#### WORK REQUIRED:
Reproduce nothing except the lines between the line with "Extract the chart's" and the line with "Extract the structured", both ends included, and please leave out pictures.
══ DATA SHOWN
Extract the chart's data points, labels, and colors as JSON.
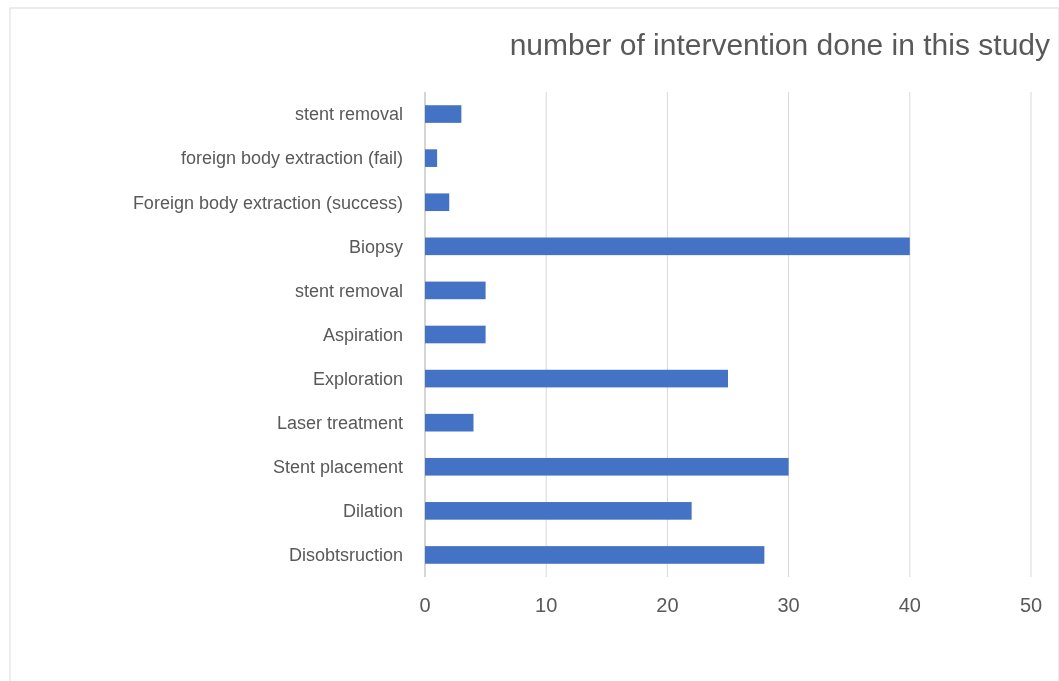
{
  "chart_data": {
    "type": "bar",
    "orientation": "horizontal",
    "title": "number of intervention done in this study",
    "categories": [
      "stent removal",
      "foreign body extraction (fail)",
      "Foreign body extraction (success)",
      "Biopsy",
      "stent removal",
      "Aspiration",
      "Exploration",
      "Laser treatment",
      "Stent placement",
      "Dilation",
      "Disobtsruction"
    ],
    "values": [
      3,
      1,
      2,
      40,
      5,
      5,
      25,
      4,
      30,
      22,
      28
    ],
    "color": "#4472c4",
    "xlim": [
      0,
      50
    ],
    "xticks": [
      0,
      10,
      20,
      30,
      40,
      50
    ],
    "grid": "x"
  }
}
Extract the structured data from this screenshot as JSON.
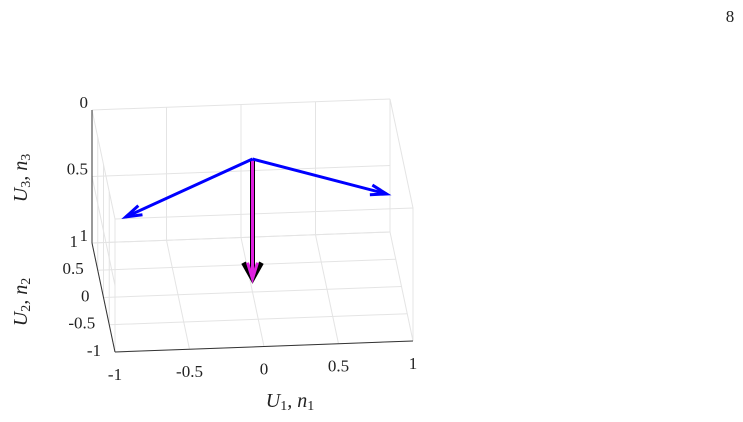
════
══ DATA SHOWN
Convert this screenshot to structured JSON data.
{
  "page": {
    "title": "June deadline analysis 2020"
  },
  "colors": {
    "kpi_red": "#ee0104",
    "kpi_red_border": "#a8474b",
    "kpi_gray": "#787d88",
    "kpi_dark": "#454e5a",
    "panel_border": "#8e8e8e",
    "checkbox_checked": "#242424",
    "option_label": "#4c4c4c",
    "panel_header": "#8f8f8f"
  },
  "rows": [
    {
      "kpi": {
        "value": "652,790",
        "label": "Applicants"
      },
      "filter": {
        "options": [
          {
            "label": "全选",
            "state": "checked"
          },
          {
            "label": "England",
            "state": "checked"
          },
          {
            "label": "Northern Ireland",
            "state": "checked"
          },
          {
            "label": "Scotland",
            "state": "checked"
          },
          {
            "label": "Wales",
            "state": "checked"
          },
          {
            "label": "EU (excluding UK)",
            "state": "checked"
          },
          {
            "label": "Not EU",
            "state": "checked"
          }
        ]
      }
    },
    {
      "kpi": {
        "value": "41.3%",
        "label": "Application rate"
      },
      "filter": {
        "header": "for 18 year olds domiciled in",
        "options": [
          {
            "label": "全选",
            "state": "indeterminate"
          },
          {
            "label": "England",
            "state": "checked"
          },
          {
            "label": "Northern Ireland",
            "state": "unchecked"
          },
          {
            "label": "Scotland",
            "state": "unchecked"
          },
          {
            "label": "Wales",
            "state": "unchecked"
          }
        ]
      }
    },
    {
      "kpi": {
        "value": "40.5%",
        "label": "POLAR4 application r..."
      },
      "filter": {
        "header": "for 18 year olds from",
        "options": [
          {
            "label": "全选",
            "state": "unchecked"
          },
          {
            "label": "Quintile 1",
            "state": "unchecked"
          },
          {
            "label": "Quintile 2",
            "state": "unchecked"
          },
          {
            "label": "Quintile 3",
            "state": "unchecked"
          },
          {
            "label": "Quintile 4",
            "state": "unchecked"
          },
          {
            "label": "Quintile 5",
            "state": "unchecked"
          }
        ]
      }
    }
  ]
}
════
#### OUTPUT FOR THIS EXERCISE:
Extract the chart's data points, labels, and colors as JSON.
{
  "chart_data": {
    "type": "bar",
    "orientation": "horizontal",
    "title": "number of intervention done in this study",
    "categories": [
      "stent removal",
      "foreign body extraction (fail)",
      "Foreign body extraction (success)",
      "Biopsy",
      "stent removal",
      "Aspiration",
      "Exploration",
      "Laser treatment",
      "Stent placement",
      "Dilation",
      "Disobtsruction"
    ],
    "values": [
      3,
      1,
      2,
      40,
      5,
      5,
      25,
      4,
      30,
      22,
      28
    ],
    "color": "#4472c4",
    "xlim": [
      0,
      50
    ],
    "xticks": [
      0,
      10,
      20,
      30,
      40,
      50
    ],
    "grid": "x"
  }
}
Extract the structured data from this screenshot as JSON.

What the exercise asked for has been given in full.